*REQUIRED WORK*: Look through the data and write out every line with the word "Mallikarjunan" in it.

(Dataset records)
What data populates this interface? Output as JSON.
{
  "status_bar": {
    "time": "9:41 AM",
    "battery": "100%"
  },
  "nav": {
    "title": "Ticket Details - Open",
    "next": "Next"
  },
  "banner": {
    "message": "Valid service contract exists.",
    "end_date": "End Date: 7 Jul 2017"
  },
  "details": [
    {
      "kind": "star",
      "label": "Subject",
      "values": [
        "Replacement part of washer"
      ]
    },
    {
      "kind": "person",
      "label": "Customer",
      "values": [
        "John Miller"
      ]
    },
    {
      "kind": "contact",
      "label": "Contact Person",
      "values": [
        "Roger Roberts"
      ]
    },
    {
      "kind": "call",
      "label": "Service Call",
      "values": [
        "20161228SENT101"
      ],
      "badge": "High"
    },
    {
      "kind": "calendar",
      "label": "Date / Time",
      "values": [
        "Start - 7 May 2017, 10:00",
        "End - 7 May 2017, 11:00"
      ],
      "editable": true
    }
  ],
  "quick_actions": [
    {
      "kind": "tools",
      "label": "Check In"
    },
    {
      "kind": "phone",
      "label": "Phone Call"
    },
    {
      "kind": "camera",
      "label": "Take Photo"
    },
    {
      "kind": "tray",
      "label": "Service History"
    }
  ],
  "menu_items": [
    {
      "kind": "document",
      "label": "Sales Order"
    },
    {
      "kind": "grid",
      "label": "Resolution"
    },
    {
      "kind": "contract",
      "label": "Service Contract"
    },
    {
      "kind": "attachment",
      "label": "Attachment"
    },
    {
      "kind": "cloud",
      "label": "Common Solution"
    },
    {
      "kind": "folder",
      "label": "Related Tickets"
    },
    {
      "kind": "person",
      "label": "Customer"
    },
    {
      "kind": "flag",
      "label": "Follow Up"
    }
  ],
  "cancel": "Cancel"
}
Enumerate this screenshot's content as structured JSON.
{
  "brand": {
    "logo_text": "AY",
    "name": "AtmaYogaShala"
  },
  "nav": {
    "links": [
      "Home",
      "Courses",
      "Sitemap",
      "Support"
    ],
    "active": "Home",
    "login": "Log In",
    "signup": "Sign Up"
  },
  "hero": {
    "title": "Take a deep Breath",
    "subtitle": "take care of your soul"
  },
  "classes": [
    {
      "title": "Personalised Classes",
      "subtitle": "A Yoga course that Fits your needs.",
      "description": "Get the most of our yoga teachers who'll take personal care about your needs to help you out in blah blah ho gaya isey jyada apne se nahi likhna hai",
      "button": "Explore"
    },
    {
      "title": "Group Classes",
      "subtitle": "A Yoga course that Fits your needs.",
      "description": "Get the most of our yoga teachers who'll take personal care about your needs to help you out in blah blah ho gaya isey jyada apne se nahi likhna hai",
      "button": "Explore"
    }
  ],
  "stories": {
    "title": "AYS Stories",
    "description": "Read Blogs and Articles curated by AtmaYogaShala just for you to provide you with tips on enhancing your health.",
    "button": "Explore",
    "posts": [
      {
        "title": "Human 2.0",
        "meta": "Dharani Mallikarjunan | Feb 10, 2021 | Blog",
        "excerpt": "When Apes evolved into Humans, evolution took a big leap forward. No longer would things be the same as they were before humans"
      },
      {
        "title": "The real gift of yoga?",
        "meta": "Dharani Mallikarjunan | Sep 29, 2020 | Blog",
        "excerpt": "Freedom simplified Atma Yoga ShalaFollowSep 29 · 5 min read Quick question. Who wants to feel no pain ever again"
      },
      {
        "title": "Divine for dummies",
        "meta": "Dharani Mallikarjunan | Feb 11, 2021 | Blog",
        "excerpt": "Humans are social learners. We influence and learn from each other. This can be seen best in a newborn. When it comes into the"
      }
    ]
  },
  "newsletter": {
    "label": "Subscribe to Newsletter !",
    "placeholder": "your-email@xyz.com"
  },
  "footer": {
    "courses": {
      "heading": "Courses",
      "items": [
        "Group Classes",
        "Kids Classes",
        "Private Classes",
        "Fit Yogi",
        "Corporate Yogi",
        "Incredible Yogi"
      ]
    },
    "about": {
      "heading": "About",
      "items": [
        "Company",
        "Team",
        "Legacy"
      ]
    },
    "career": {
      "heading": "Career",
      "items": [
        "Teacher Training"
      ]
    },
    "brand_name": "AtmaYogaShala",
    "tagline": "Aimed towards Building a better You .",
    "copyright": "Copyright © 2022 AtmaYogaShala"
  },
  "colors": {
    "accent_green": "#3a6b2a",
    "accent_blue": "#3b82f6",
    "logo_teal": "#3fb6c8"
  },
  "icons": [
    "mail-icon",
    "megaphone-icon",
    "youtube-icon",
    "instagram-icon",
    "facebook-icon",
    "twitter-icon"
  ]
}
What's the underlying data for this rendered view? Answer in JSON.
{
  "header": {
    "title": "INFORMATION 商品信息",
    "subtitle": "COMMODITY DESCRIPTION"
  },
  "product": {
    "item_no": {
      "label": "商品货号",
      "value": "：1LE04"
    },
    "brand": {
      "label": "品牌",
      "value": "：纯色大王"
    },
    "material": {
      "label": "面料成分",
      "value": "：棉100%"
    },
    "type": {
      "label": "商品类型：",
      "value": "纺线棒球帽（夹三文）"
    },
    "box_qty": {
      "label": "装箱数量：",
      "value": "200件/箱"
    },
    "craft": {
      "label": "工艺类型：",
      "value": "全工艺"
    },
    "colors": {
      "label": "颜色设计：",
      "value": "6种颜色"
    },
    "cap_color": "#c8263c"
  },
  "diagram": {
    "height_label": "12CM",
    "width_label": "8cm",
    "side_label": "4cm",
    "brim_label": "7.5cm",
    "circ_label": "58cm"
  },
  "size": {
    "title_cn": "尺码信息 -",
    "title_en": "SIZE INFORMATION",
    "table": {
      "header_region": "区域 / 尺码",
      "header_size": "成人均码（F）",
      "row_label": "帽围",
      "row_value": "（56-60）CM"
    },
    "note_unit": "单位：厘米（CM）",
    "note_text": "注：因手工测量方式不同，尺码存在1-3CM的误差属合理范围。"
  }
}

*TASK SOLUTION*:
        "meta": "Dharani Mallikarjunan | Feb 10, 2021 | Blog",
        "meta": "Dharani Mallikarjunan | Sep 29, 2020 | Blog",
        "meta": "Dharani Mallikarjunan | Feb 11, 2021 | Blog",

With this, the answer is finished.